(Goal of the exercise): State how many lines of the data contain the word "White", and write nothing besides the number.

(Structured figure records)
*****

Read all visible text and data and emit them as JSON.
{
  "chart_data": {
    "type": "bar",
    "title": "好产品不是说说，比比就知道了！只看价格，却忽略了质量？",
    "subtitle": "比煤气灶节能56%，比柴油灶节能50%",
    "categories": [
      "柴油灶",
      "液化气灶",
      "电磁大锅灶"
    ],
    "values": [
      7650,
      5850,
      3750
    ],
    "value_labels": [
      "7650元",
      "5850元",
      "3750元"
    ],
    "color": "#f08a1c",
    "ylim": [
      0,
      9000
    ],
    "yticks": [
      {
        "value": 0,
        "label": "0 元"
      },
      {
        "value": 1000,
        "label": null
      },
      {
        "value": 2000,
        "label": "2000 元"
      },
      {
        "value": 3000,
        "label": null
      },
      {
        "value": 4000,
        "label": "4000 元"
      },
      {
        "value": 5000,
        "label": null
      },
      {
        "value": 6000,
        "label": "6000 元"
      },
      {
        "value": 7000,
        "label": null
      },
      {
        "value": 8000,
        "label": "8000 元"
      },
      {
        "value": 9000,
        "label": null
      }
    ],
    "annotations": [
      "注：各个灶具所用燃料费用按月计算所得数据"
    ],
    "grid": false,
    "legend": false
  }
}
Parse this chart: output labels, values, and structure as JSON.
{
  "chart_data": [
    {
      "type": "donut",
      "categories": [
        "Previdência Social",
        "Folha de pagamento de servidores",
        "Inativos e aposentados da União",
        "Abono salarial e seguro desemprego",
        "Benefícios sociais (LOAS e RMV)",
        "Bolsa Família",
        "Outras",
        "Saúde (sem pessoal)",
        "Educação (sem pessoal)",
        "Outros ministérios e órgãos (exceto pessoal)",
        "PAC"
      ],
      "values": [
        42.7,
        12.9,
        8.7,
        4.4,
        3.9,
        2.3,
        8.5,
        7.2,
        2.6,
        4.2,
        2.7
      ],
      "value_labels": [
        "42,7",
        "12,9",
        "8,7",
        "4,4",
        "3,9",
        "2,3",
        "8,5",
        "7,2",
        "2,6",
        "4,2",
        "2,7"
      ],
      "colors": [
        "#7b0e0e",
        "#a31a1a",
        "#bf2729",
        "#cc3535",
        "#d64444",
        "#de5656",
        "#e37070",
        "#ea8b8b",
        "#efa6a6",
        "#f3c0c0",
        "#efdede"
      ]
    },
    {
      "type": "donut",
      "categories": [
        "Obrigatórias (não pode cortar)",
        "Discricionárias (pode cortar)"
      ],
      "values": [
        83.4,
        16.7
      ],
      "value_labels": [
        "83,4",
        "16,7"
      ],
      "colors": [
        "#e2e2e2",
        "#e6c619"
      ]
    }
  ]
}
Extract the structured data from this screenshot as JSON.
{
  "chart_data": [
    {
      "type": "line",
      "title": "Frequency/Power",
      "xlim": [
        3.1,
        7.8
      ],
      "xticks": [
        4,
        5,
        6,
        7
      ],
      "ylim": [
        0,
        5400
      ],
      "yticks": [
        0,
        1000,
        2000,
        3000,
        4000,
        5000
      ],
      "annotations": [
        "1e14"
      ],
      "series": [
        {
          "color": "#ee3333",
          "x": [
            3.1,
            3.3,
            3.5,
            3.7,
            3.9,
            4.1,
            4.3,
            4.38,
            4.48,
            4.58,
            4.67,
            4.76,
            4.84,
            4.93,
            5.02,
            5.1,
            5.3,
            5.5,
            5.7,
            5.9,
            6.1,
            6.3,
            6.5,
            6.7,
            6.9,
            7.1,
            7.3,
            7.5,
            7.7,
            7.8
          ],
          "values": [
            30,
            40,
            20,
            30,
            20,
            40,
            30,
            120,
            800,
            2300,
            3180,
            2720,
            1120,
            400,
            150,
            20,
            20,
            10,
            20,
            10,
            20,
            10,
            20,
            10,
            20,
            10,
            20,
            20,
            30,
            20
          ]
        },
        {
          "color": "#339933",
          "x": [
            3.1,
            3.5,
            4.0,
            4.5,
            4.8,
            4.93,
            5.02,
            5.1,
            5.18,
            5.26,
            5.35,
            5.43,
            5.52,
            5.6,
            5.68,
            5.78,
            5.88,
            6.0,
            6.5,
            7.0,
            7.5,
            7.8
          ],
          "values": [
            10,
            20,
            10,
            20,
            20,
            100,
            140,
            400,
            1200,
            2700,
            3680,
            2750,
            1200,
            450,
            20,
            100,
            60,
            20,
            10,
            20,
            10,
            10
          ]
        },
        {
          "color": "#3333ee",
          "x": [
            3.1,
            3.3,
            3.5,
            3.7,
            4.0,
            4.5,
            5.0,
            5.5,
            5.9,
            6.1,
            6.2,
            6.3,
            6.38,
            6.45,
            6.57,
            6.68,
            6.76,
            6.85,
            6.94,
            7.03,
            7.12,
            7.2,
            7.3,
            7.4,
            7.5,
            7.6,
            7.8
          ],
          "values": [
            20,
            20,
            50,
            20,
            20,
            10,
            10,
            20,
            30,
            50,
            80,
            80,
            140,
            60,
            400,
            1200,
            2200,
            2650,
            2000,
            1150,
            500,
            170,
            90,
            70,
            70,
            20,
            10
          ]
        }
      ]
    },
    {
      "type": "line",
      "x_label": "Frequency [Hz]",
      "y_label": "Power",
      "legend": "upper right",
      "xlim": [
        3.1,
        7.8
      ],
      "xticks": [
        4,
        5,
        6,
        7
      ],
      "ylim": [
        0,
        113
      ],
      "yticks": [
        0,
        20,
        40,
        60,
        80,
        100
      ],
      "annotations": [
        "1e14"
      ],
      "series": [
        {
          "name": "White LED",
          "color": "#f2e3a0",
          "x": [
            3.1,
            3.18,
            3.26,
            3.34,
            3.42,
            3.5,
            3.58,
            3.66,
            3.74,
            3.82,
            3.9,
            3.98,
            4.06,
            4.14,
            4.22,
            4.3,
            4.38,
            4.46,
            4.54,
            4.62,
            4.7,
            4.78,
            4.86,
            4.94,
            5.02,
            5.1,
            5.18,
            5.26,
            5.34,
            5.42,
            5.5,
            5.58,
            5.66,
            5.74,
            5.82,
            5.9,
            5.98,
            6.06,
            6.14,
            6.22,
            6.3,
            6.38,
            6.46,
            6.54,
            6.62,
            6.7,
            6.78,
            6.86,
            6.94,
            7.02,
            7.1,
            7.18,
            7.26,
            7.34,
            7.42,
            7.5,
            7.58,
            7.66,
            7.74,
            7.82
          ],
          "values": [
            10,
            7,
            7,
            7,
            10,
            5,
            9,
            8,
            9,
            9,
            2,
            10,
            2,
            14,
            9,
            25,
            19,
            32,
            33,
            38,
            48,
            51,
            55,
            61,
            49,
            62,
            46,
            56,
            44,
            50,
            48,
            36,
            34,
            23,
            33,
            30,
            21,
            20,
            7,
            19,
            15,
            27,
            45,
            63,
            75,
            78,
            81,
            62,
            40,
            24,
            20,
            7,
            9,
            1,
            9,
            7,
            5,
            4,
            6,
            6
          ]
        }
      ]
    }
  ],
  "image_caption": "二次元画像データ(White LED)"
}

*****

(Exercise result): 2